═════ Data rows ═════

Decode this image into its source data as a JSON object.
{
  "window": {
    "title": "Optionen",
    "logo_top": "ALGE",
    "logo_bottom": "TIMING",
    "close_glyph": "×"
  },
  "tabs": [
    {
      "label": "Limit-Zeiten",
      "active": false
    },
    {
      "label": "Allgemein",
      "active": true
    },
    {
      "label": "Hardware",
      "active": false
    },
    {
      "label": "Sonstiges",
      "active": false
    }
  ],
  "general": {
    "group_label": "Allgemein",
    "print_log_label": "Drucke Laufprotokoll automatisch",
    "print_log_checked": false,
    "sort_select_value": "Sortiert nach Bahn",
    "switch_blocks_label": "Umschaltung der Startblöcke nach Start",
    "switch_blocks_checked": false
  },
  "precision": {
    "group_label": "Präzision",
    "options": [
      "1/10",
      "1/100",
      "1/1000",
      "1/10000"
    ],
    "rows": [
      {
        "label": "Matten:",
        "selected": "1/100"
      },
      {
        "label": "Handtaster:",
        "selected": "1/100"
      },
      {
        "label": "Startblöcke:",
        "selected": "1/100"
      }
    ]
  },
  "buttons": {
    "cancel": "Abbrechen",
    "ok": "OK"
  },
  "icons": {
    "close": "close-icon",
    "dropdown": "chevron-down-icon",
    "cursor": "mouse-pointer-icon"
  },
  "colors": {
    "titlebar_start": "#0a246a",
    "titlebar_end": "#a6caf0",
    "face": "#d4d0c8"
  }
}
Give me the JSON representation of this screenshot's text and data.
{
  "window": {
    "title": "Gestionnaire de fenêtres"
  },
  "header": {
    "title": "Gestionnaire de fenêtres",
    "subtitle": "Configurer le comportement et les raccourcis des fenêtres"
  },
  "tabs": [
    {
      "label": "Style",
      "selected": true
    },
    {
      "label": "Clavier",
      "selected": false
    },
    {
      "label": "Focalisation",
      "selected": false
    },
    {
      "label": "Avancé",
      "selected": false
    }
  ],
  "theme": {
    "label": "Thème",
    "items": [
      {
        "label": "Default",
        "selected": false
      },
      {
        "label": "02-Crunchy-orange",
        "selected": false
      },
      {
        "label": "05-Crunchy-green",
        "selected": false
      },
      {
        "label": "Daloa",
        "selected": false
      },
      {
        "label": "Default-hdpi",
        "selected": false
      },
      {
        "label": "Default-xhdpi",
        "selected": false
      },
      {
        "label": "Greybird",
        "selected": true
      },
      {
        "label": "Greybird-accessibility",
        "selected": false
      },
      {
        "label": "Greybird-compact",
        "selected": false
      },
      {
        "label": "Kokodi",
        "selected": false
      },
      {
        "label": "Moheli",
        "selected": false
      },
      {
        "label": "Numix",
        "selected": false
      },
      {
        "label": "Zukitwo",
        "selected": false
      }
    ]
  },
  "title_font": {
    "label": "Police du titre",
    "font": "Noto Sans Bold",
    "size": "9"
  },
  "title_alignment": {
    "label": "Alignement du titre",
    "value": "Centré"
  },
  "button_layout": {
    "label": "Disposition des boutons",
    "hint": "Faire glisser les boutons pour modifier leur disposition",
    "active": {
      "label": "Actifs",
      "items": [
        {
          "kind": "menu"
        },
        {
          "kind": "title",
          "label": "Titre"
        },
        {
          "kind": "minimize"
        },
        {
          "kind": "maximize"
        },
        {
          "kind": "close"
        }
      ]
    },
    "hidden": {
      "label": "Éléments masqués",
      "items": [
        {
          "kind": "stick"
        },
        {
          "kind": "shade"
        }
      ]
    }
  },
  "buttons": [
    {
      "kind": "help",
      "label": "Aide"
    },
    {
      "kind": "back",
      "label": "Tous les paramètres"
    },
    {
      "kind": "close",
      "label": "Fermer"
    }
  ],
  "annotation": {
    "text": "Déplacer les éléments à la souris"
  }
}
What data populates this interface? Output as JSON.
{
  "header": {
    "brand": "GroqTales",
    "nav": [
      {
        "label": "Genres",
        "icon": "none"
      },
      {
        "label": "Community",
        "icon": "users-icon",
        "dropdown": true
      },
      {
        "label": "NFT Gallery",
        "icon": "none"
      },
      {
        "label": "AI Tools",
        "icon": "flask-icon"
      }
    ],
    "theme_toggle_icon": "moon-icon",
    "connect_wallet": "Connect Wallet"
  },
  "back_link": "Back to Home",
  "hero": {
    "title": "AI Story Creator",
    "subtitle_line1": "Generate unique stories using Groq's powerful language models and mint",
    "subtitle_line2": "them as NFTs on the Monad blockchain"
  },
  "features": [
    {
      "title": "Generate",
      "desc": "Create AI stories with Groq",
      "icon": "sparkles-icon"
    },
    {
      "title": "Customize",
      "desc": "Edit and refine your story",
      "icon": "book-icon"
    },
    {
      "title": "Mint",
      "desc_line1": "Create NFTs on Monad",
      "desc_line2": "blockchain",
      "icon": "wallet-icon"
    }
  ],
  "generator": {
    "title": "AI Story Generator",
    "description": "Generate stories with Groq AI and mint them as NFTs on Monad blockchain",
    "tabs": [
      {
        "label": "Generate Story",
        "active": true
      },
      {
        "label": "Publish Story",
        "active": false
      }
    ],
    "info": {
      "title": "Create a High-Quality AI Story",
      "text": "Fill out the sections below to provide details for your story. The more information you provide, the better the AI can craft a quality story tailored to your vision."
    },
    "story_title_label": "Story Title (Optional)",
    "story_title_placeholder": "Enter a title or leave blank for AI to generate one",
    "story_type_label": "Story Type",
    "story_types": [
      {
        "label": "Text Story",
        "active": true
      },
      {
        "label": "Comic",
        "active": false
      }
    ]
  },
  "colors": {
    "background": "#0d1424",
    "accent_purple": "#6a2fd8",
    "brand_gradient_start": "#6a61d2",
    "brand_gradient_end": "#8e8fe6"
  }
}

═════

Written exercise:
Select, from the listing, all lines that include the word "Gestionnaire".

Written answer:
    "title": "Gestionnaire de fenêtres"
    "title": "Gestionnaire de fenêtres",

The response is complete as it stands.